[Start of DATASET RECORDS]
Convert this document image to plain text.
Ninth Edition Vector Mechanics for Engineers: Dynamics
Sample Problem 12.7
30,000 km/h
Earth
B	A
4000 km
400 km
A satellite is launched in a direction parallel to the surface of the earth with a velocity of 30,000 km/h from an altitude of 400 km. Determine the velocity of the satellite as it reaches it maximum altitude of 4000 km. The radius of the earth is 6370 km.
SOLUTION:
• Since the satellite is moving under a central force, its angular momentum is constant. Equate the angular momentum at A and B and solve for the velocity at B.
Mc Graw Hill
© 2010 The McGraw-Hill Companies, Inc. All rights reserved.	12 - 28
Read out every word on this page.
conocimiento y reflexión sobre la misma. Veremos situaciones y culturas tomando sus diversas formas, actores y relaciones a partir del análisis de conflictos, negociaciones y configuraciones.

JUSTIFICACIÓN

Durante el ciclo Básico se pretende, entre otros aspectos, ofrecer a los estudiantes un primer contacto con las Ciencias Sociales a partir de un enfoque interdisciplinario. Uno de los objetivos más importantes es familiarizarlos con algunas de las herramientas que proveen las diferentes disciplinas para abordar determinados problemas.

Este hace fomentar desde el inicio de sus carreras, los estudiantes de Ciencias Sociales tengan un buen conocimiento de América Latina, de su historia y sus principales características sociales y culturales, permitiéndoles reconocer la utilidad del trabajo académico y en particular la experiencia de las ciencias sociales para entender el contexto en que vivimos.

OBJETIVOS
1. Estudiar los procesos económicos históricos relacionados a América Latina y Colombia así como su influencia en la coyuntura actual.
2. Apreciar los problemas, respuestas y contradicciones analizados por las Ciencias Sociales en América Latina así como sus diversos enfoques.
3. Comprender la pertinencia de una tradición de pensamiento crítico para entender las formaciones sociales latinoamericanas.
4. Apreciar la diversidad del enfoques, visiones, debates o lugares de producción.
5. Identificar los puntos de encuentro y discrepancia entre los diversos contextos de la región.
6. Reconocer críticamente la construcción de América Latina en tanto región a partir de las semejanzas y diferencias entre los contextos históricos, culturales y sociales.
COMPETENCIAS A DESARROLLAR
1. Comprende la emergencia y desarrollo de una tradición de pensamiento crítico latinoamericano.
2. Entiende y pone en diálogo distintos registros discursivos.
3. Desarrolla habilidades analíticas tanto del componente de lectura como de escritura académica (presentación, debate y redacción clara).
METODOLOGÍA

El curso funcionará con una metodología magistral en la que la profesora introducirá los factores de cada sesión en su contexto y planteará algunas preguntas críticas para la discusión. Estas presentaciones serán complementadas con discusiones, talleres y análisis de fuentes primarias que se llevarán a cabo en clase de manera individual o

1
[End of DATASET RECORDS]
[Start of DATASET RECORDS]
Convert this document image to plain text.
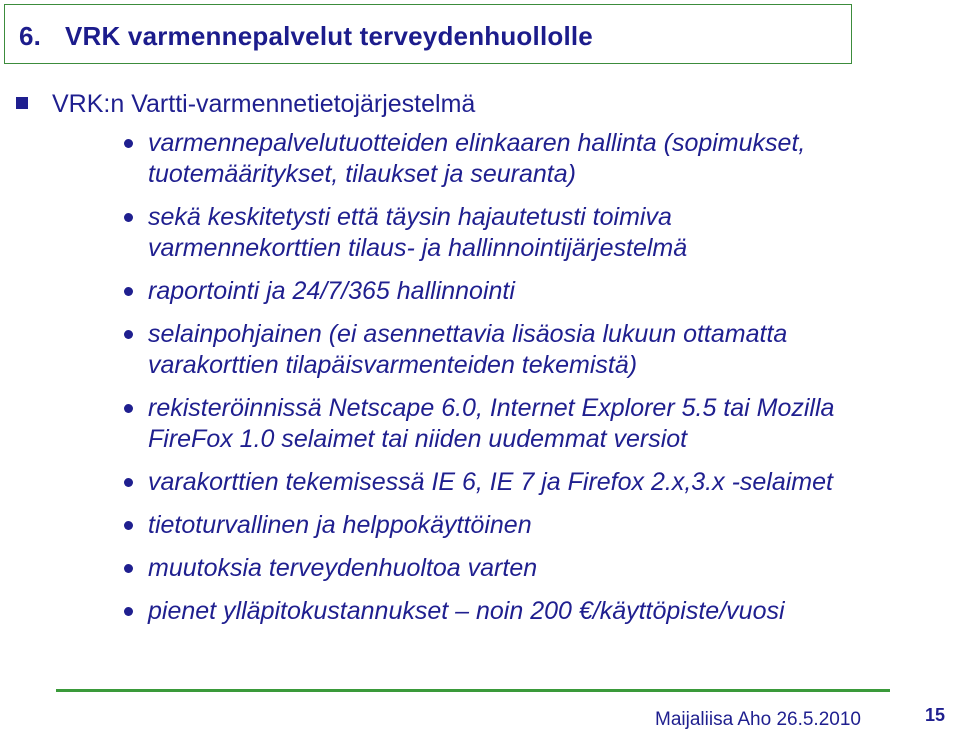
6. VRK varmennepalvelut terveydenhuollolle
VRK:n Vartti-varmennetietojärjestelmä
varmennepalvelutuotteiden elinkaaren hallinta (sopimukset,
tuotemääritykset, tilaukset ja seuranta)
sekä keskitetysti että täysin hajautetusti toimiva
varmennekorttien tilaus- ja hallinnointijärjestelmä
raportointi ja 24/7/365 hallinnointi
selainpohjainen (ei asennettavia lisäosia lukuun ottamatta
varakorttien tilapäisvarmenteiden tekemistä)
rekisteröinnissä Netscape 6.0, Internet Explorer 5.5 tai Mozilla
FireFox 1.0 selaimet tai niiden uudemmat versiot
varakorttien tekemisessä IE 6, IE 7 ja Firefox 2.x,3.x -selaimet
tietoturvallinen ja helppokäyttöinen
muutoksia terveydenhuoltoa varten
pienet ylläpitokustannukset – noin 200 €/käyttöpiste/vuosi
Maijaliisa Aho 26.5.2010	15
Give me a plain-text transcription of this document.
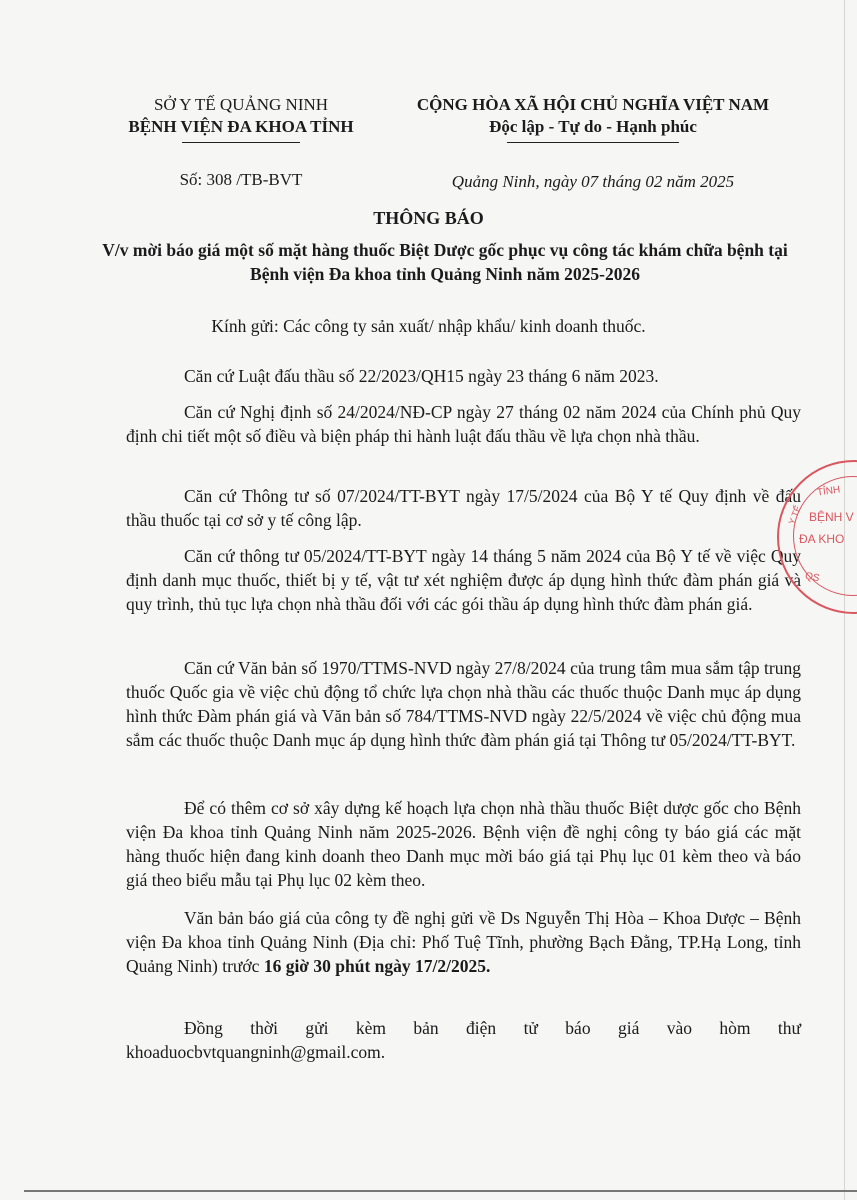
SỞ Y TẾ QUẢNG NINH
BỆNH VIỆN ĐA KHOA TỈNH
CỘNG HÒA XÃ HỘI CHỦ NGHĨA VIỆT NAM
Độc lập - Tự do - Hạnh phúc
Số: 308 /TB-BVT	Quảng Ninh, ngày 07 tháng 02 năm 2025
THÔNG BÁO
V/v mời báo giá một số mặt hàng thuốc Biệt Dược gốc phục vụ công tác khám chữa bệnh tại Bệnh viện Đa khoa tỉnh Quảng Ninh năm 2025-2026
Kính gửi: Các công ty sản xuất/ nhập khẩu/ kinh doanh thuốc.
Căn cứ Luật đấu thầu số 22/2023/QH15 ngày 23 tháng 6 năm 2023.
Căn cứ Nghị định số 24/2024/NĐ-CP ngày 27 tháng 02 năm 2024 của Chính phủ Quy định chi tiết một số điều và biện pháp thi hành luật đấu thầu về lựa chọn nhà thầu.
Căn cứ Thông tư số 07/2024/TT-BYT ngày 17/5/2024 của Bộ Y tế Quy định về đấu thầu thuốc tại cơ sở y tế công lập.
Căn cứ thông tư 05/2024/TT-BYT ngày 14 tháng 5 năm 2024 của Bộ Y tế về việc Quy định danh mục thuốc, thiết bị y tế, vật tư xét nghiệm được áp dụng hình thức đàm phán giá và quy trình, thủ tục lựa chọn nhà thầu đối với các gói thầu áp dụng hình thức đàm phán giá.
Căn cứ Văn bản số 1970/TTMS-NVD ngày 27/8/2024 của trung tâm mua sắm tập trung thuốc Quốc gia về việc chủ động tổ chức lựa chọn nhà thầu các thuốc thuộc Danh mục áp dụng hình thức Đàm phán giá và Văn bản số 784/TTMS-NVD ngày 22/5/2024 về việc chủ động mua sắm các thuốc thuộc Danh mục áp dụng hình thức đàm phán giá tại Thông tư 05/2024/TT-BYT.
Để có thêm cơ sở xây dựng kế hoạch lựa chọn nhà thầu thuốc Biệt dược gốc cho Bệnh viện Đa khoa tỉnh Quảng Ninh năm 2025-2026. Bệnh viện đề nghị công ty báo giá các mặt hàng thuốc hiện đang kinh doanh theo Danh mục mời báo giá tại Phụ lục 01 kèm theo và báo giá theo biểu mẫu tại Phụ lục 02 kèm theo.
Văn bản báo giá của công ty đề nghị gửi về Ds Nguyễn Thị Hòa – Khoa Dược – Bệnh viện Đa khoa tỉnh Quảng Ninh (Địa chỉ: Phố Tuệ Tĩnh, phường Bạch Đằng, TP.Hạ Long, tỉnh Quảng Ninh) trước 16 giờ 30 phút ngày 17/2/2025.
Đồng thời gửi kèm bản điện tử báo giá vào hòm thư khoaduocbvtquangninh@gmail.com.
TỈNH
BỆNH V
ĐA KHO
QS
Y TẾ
[End of DATASET RECORDS]
> **YOUR OBJECTIVE**: Which lines hold the word "históricos"? Show each one.

> **COMPLETED EXERCISE**:
1. Estudiar los procesos económicos históricos relacionados a América Latina y Colombia así como su influencia en la coyuntura actual.
6. Reconocer críticamente la construcción de América Latina en tanto región a partir de las semejanzas y diferencias entre los contextos históricos, culturales y sociales.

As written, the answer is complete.